━━━ Materials provided
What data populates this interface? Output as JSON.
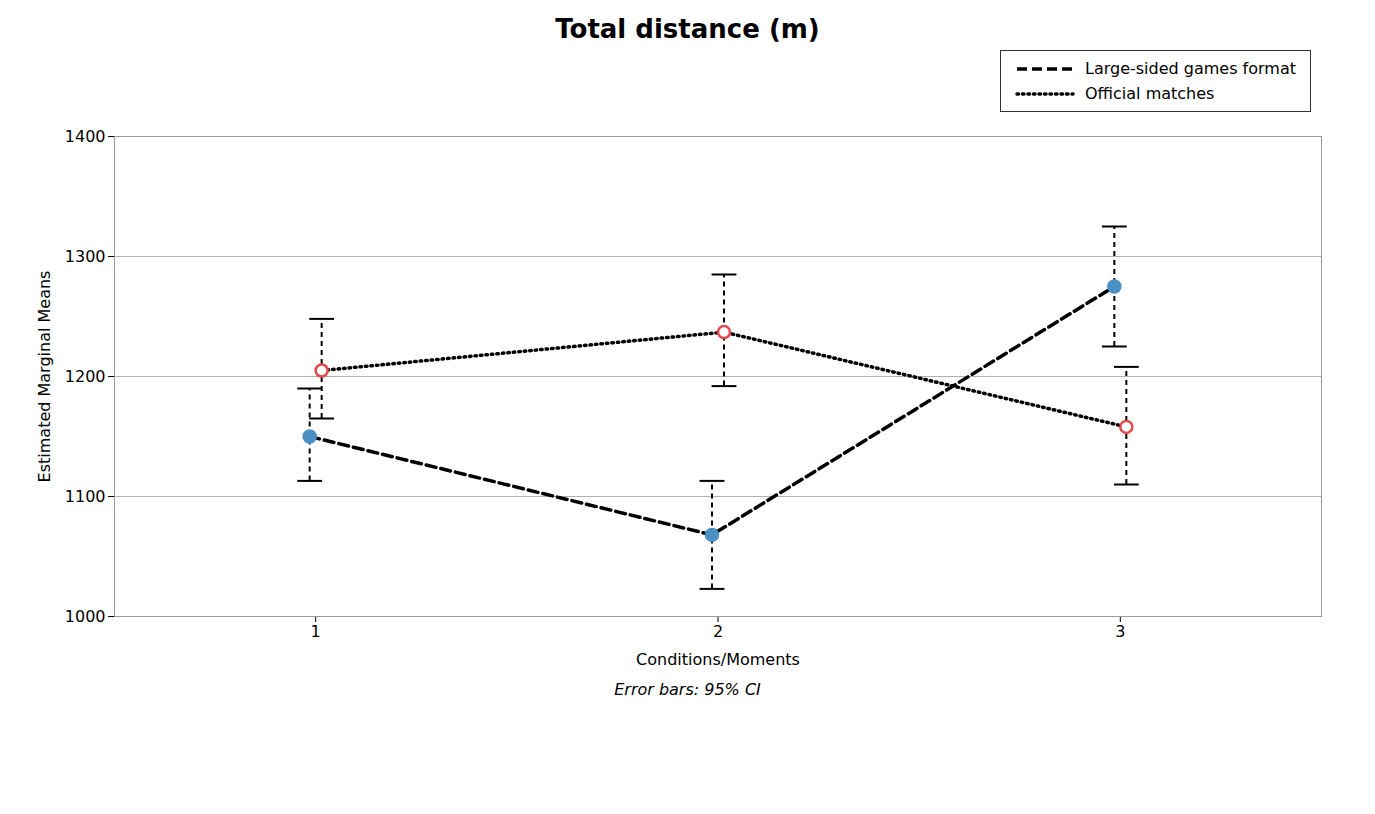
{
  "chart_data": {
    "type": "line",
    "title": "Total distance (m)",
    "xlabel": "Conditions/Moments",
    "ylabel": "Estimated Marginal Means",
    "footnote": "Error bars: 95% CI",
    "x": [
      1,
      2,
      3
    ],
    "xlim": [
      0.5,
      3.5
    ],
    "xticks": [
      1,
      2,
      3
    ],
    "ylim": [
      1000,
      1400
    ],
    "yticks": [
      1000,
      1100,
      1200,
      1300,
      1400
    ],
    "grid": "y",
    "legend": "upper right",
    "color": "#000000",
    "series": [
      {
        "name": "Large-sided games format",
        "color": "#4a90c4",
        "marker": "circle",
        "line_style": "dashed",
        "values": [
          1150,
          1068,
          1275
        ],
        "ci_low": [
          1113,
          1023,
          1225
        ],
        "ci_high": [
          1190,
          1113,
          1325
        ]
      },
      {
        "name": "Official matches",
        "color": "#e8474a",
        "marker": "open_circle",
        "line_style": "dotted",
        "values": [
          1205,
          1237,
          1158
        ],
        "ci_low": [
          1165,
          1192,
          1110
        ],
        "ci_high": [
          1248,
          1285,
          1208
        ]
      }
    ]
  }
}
━━━━━━
━━━ Materials provided
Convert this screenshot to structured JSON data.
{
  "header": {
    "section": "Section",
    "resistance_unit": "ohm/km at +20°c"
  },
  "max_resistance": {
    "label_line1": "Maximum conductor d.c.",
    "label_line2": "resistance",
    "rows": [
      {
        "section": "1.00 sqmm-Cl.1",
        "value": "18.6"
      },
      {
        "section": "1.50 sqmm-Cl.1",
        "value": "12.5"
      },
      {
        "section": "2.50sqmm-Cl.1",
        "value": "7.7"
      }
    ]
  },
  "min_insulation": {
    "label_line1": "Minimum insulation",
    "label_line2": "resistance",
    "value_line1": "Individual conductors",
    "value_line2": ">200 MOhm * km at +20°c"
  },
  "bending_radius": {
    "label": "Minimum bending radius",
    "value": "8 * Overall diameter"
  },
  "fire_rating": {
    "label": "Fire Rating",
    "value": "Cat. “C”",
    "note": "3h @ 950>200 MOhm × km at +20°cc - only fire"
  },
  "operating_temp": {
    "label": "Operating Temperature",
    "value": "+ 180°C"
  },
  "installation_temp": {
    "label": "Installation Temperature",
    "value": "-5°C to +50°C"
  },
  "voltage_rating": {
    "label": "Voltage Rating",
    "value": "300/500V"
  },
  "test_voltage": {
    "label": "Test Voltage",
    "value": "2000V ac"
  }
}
━━━━━━
What is asked: Count the lines that hold the string "section" and state that number alone.

Result: 4